### [Your objective]
Convert the stretch of entries below, from the line containing "Enumerate the UI" through the line containing "2-inch label: 2-Inch", into a numbered list, leaving out any blank lines.

### [Task inputs]
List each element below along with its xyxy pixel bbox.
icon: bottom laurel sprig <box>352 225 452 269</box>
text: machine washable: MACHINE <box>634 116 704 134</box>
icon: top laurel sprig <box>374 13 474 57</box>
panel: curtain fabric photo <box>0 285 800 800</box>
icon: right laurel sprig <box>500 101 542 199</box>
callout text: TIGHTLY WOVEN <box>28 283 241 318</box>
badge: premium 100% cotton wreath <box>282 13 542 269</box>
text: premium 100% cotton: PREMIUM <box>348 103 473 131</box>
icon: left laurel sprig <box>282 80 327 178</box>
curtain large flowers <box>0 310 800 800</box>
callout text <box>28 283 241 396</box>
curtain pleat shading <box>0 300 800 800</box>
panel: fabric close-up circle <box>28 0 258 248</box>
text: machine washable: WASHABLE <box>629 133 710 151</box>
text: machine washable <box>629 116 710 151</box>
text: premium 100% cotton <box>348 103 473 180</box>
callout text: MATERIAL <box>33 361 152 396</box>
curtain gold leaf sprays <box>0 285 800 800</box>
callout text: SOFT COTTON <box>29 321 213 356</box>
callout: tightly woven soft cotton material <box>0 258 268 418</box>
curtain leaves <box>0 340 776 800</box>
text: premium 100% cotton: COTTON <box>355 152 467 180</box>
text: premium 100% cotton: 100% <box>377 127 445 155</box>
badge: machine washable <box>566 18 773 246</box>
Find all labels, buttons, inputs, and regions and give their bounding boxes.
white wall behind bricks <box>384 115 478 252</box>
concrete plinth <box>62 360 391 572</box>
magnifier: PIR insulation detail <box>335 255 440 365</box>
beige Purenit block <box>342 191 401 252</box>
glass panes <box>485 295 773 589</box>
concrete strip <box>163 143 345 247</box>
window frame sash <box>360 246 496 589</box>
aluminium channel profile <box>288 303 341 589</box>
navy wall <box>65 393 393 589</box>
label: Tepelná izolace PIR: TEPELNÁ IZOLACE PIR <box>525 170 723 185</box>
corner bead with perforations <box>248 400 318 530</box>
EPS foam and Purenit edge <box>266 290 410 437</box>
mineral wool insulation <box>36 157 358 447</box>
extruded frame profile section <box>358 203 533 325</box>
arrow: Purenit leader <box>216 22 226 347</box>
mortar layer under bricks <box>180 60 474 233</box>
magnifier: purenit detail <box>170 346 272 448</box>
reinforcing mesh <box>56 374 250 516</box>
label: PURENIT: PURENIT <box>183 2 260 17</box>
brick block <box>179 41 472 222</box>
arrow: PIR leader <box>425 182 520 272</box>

* * *

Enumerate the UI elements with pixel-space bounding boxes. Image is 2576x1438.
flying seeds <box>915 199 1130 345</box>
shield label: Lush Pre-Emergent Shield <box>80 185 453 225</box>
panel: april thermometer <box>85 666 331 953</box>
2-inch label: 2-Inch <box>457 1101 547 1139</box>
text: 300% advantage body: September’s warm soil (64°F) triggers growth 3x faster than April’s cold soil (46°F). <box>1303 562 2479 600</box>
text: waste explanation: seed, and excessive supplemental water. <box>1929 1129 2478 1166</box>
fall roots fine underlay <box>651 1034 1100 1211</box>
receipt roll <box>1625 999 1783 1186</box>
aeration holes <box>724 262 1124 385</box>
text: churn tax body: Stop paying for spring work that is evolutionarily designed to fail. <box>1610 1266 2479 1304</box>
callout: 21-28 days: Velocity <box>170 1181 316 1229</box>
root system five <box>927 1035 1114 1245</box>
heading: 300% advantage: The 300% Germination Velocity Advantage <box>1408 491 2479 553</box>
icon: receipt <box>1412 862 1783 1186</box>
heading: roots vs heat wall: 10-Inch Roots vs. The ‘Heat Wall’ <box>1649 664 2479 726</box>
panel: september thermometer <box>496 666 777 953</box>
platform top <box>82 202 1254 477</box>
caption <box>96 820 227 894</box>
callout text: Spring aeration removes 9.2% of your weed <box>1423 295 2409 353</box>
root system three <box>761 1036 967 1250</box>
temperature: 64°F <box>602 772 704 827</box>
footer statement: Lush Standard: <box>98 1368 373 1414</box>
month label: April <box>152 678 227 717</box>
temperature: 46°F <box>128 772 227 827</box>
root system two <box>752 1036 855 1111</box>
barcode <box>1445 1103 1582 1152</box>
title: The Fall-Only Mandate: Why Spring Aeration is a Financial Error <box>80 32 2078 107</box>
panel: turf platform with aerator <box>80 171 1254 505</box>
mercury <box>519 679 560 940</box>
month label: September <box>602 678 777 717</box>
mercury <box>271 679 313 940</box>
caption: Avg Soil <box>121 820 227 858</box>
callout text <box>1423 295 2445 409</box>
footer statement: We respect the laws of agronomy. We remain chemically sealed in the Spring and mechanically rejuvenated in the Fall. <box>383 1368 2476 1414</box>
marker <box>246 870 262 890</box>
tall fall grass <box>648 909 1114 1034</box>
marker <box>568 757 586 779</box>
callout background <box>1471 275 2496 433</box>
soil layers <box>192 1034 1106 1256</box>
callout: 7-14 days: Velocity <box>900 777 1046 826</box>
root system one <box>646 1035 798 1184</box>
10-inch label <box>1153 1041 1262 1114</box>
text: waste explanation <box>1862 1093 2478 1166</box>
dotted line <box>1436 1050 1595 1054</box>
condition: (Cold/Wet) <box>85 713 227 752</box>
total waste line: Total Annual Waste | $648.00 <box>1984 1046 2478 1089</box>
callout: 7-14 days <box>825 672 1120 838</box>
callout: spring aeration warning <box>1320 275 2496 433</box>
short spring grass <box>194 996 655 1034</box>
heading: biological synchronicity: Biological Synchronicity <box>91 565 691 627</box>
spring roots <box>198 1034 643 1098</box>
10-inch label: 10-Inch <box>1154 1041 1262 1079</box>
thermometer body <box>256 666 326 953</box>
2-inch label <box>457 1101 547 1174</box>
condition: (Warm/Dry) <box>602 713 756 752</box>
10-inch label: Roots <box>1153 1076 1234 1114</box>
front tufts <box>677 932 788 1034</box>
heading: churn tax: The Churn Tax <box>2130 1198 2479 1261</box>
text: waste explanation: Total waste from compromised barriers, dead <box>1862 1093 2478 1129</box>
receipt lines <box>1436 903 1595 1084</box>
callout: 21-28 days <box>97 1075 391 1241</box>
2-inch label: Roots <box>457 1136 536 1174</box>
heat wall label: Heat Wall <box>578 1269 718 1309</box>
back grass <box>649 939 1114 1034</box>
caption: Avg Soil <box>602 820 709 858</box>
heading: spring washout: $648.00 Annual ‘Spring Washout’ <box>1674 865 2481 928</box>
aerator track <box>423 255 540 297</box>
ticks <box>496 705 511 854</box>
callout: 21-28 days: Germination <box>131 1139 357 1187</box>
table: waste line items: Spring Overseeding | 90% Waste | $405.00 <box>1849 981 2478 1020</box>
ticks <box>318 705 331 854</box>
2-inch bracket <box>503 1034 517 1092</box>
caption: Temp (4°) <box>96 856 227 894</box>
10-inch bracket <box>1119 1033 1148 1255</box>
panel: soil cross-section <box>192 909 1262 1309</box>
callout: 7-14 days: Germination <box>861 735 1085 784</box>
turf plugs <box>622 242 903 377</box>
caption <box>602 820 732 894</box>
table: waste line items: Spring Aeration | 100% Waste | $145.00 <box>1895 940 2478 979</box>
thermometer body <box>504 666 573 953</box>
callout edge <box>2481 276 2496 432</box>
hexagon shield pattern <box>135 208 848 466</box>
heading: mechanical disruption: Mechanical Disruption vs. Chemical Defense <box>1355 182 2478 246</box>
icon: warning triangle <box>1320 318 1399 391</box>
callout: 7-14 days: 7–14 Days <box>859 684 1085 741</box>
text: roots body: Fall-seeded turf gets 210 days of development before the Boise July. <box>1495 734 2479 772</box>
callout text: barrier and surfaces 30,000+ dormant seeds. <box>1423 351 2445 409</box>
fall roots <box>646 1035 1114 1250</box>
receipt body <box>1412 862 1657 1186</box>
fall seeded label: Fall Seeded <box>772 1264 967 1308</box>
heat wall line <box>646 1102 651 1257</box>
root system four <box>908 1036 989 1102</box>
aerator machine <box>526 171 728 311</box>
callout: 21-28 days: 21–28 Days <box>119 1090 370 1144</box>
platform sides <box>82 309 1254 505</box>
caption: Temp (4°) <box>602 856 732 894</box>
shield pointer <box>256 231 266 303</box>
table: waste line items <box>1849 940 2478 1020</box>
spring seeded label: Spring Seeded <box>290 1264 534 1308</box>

### [Exercise answer]
1. Enumerate the UI elements with pixel-space bounding boxes. Image is 2576x1438.
2. flying seeds <box>915 199 1130 345</box>
3. shield label: Lush Pre-Emergent Shield <box>80 185 453 225</box>
4. panel: april thermometer <box>85 666 331 953</box>
5. 2-inch label: 2-Inch <box>457 1101 547 1139</box>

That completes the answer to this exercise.